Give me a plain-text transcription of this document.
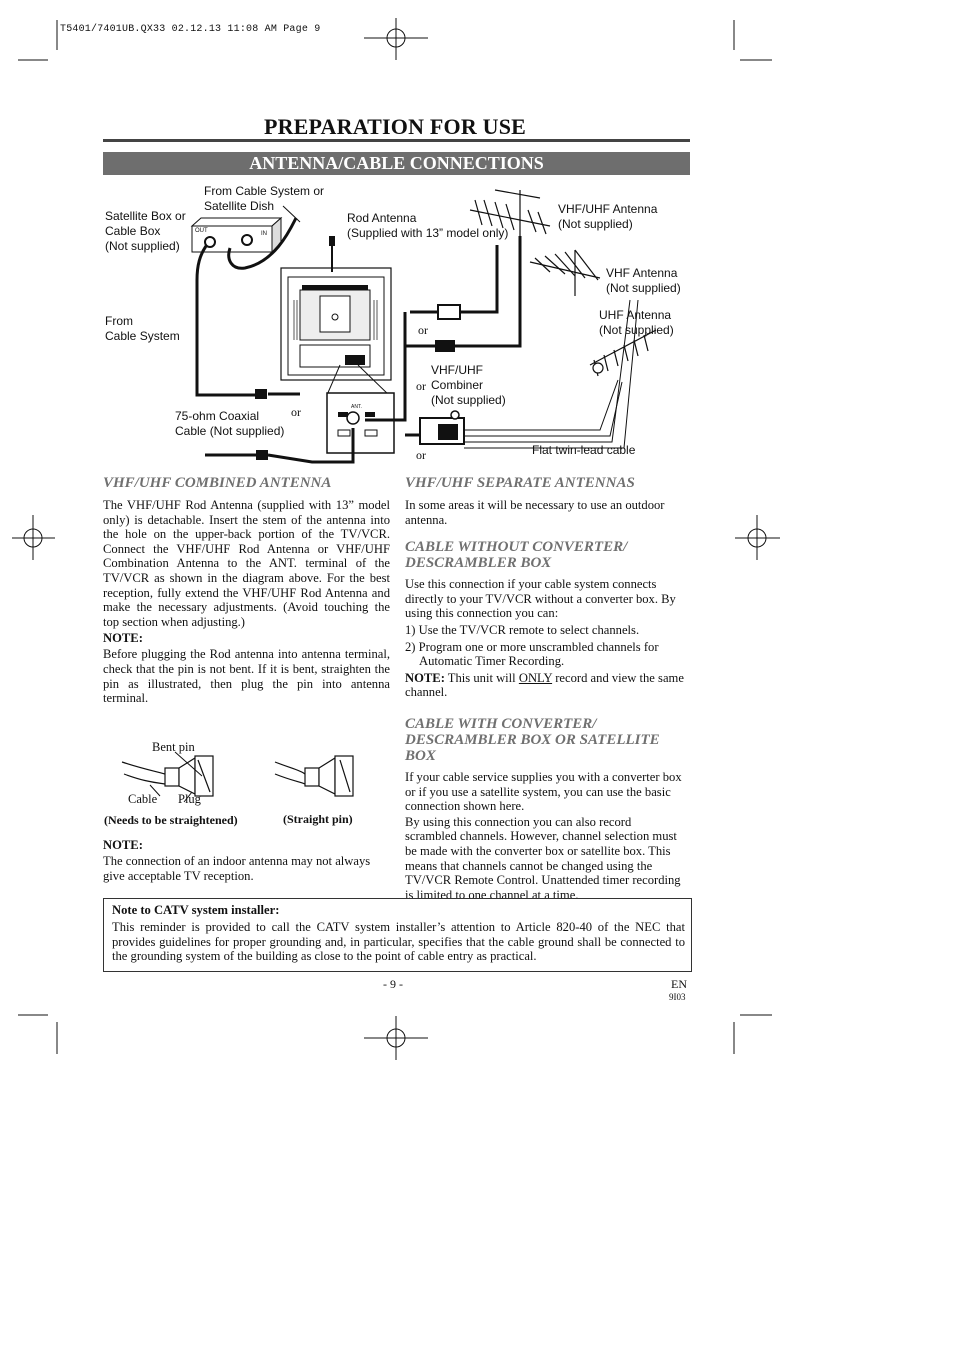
T5401/7401UB.QX33 02.12.13 11:08 AM Page 9
PREPARATION FOR USE
ANTENNA/CABLE CONNECTIONS
From Cable System or
Satellite Dish
Satellite Box or
Cable Box
(Not supplied)
OUT	IN
Rod Antenna
(Supplied with 13” model only)
VHF/UHF Antenna
(Not supplied)
VHF Antenna
(Not supplied)
UHF Antenna
(Not supplied)
From
Cable System	or
or
or
or
VHF/UHF
Combiner
(Not supplied)
75-ohm Coaxial
Cable (Not supplied)
Flat twin-lead cable
ANT.
VHF/UHF COMBINED ANTENNA
The VHF/UHF Rod Antenna (supplied with 13” model only) is detachable. Insert the stem of the antenna into the hole on the upper-back portion of the TV/VCR. Connect the VHF/UHF Rod Antenna or VHF/UHF Combination Antenna to the ANT. terminal of the TV/VCR as shown in the diagram above. For the best reception, fully extend the VHF/UHF Rod Antenna and make the necessary adjustments. (Avoid touching the top section when adjusting.)
NOTE:
Before plugging the Rod antenna into antenna terminal, check that the pin is not bent. If it is bent, straighten the pin as illustrated, then plug the pin into antenna terminal.
Bent pin
Cable Plug
(Needs to be straightened)	(Straight pin)
NOTE:
The connection of an indoor antenna may not always give acceptable TV reception.
VHF/UHF SEPARATE ANTENNAS
In some areas it will be necessary to use an outdoor antenna.
CABLE WITHOUT CONVERTER/ DESCRAMBLER BOX
Use this connection if your cable system connects directly to your TV/VCR without a converter box. By using this connection you can:
1) Use the TV/VCR remote to select channels.
2) Program one or more unscrambled channels for Automatic Timer Recording.
NOTE: This unit will ONLY record and view the same channel.
CABLE WITH CONVERTER/ DESCRAMBLER BOX OR SATELLITE BOX
If your cable service supplies you with a converter box or if you use a satellite system, you can use the basic connection shown here.
By using this connection you can also record scrambled channels. However, channel selection must be made with the converter box or satellite box. This means that channels cannot be changed using the TV/VCR Remote Control. Unattended timer recording is limited to one channel at a time.
Note to CATV system installer:
This reminder is provided to call the CATV system installer’s attention to Article 820-40 of the NEC that provides guidelines for proper grounding and, in particular, specifies that the cable ground shall be connected to the grounding system of the building as close to the point of cable entry as practical.
- 9 -	EN
9I03
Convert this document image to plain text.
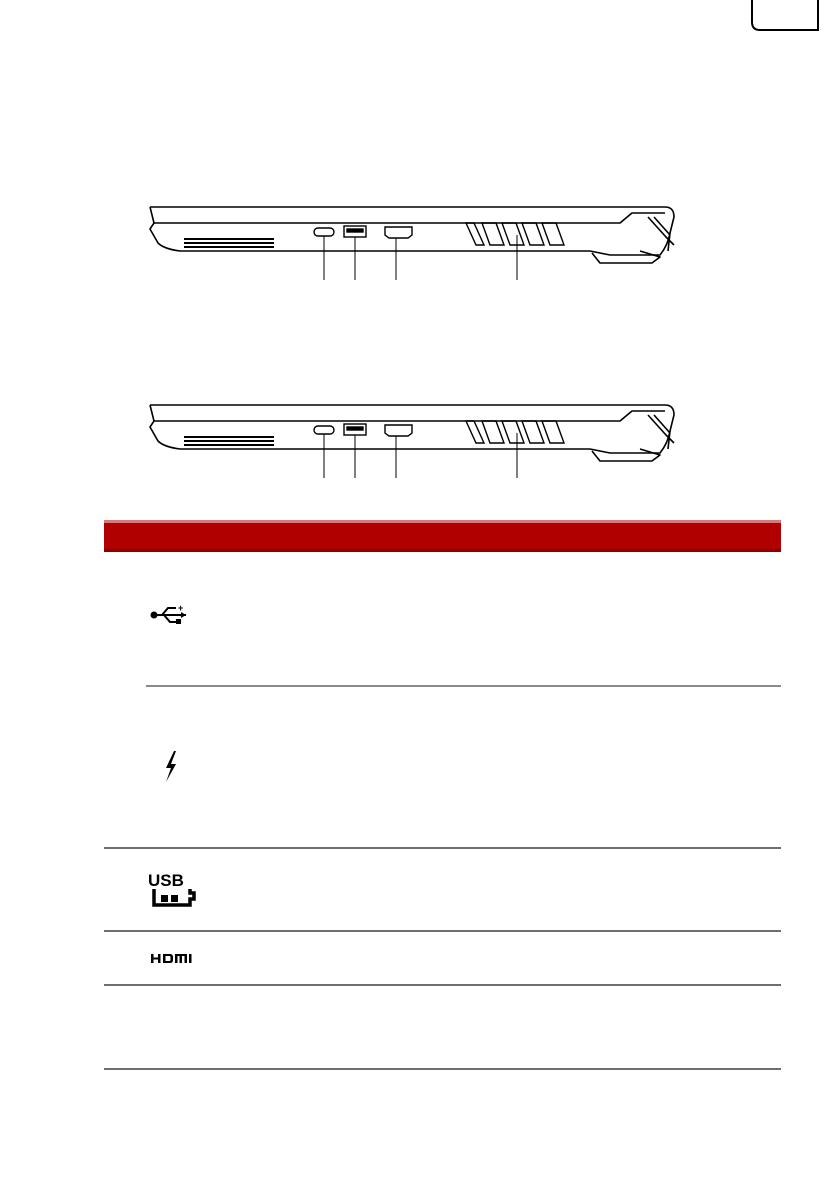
+
USB
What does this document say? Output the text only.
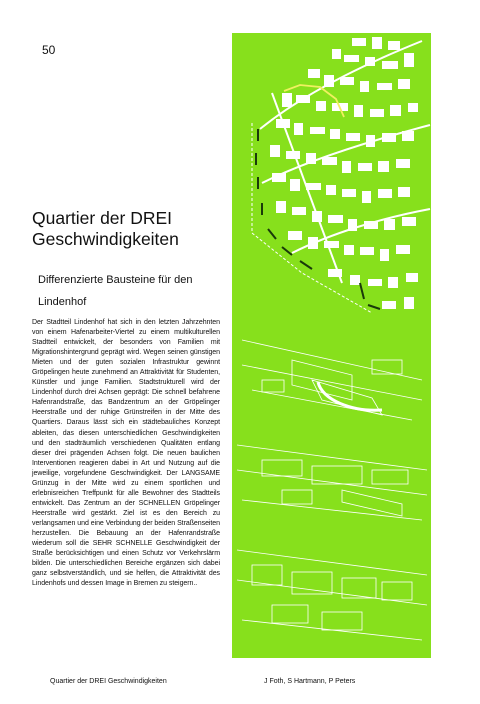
50
Quartier der DREI Geschwindigkeiten
Differenzierte Bausteine für den Lindenhof

Der Stadtteil Lindenhof hat sich in den letzten Jahrzehnten von einem Hafenarbeiter-Viertel zu einem multikulturellen Stadtteil entwickelt, der besonders von Familien mit Migrationshintergrund geprägt wird. Wegen seinen günstigen Mieten und der guten sozialen Infrastruktur gewinnt Gröpelingen heute zunehmend an Attraktivität für Studenten, Künstler und junge Familien. Stadtstrukturell wird der Lindenhof durch drei Achsen geprägt: Die schnell befahrene Hafenrandstraße, das Bandzentrum an der Gröpelinger Heerstraße und der ruhige Grünstreifen in der Mitte des Quartiers. Daraus lässt sich ein städtebauliches Konzept ableiten, das diesen unterschiedlichen Geschwindigkeiten und den stadträumlich verschiedenen Qualitäten entlang dieser drei prägenden Achsen folgt. Die neuen baulichen Interventionen reagieren dabei in Art und Nutzung auf die jeweilige, vorgefundene Geschwindigkeit. Der LANGSAME Grünzug in der Mitte wird zu einem sportlichen und erlebnisreichen Treffpunkt für alle Bewohner des Stadtteils entwickelt. Das Zentrum an der SCHNELLEN Gröpelinger Heerstraße wird gestärkt. Ziel ist es den Bereich zu verlangsamen und eine Verbindung der beiden Straßenseiten herzustellen. Die Bebauung an der Hafenrandstraße wiederum soll die SEHR SCHNELLE Geschwindigkeit der Straße berücksichtigen und einen Schutz vor Verkehrslärm bilden. Die unterschiedlichen Bereiche ergänzen sich dabei ganz selbstverständlich, und sie helfen, die Attraktivität des Lindenhofs und dessen Image in Bremen zu steigern..

Quartier der DREI Geschwindigkeiten	J Foth, S Hartmann, P Peters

_ _ _ _ _

TASK PROMPT >> Without including any picture, repeat the data exactly.

RESPONSE FOR THIS EXERCISE >>
Give me a plain-text transcription of this document.
T5401/7401UB.QX33 02.12.13 11:08 AM Page 9
PREPARATION FOR USE
ANTENNA/CABLE CONNECTIONS
From Cable System or
Satellite Dish
Satellite Box or
Cable Box
(Not supplied)
OUT	IN
Rod Antenna
(Supplied with 13” model only)
VHF/UHF Antenna
(Not supplied)
VHF Antenna
(Not supplied)
UHF Antenna
(Not supplied)
From
Cable System	or
or
or
or
VHF/UHF
Combiner
(Not supplied)
75-ohm Coaxial
Cable (Not supplied)
Flat twin-lead cable
ANT.
VHF/UHF COMBINED ANTENNA
The VHF/UHF Rod Antenna (supplied with 13” model only) is detachable. Insert the stem of the antenna into the hole on the upper-back portion of the TV/VCR. Connect the VHF/UHF Rod Antenna or VHF/UHF Combination Antenna to the ANT. terminal of the TV/VCR as shown in the diagram above. For the best reception, fully extend the VHF/UHF Rod Antenna and make the necessary adjustments. (Avoid touching the top section when adjusting.)
NOTE:
Before plugging the Rod antenna into antenna terminal, check that the pin is not bent. If it is bent, straighten the pin as illustrated, then plug the pin into antenna terminal.
Bent pin
Cable Plug
(Needs to be straightened)	(Straight pin)
NOTE:
The connection of an indoor antenna may not always give acceptable TV reception.
VHF/UHF SEPARATE ANTENNAS
In some areas it will be necessary to use an outdoor antenna.
CABLE WITHOUT CONVERTER/ DESCRAMBLER BOX
Use this connection if your cable system connects directly to your TV/VCR without a converter box. By using this connection you can:
1) Use the TV/VCR remote to select channels.
2) Program one or more unscrambled channels for Automatic Timer Recording.
NOTE: This unit will ONLY record and view the same channel.
CABLE WITH CONVERTER/ DESCRAMBLER BOX OR SATELLITE BOX
If your cable service supplies you with a converter box or if you use a satellite system, you can use the basic connection shown here.
By using this connection you can also record scrambled channels. However, channel selection must be made with the converter box or satellite box. This means that channels cannot be changed using the TV/VCR Remote Control. Unattended timer recording is limited to one channel at a time.
Note to CATV system installer:
This reminder is provided to call the CATV system installer’s attention to Article 820-40 of the NEC that provides guidelines for proper grounding and, in particular, specifies that the cable ground shall be connected to the grounding system of the building as close to the point of cable entry as practical.
- 9 -	EN
9I03
Convert this document image to plain text.
+
USB
What does this document say? Output the text only.
50
Quartier der DREI Geschwindigkeiten
Differenzierte Bausteine für den Lindenhof

Der Stadtteil Lindenhof hat sich in den letzten Jahrzehnten von einem Hafenarbeiter-Viertel zu einem multikulturellen Stadtteil entwickelt, der besonders von Familien mit Migrationshintergrund geprägt wird. Wegen seinen günstigen Mieten und der guten sozialen Infrastruktur gewinnt Gröpelingen heute zunehmend an Attraktivität für Studenten, Künstler und junge Familien. Stadtstrukturell wird der Lindenhof durch drei Achsen geprägt: Die schnell befahrene Hafenrandstraße, das Bandzentrum an der Gröpelinger Heerstraße und der ruhige Grünstreifen in der Mitte des Quartiers. Daraus lässt sich ein städtebauliches Konzept ableiten, das diesen unterschiedlichen Geschwindigkeiten und den stadträumlich verschiedenen Qualitäten entlang dieser drei prägenden Achsen folgt. Die neuen baulichen Interventionen reagieren dabei in Art und Nutzung auf die jeweilige, vorgefundene Geschwindigkeit. Der LANGSAME Grünzug in der Mitte wird zu einem sportlichen und erlebnisreichen Treffpunkt für alle Bewohner des Stadtteils entwickelt. Das Zentrum an der SCHNELLEN Gröpelinger Heerstraße wird gestärkt. Ziel ist es den Bereich zu verlangsamen und eine Verbindung der beiden Straßenseiten herzustellen. Die Bebauung an der Hafenrandstraße wiederum soll die SEHR SCHNELLE Geschwindigkeit der Straße berücksichtigen und einen Schutz vor Verkehrslärm bilden. Die unterschiedlichen Bereiche ergänzen sich dabei ganz selbstverständlich, und sie helfen, die Attraktivität des Lindenhofs und dessen Image in Bremen zu steigern..

Quartier der DREI Geschwindigkeiten	J Foth, S Hartmann, P Peters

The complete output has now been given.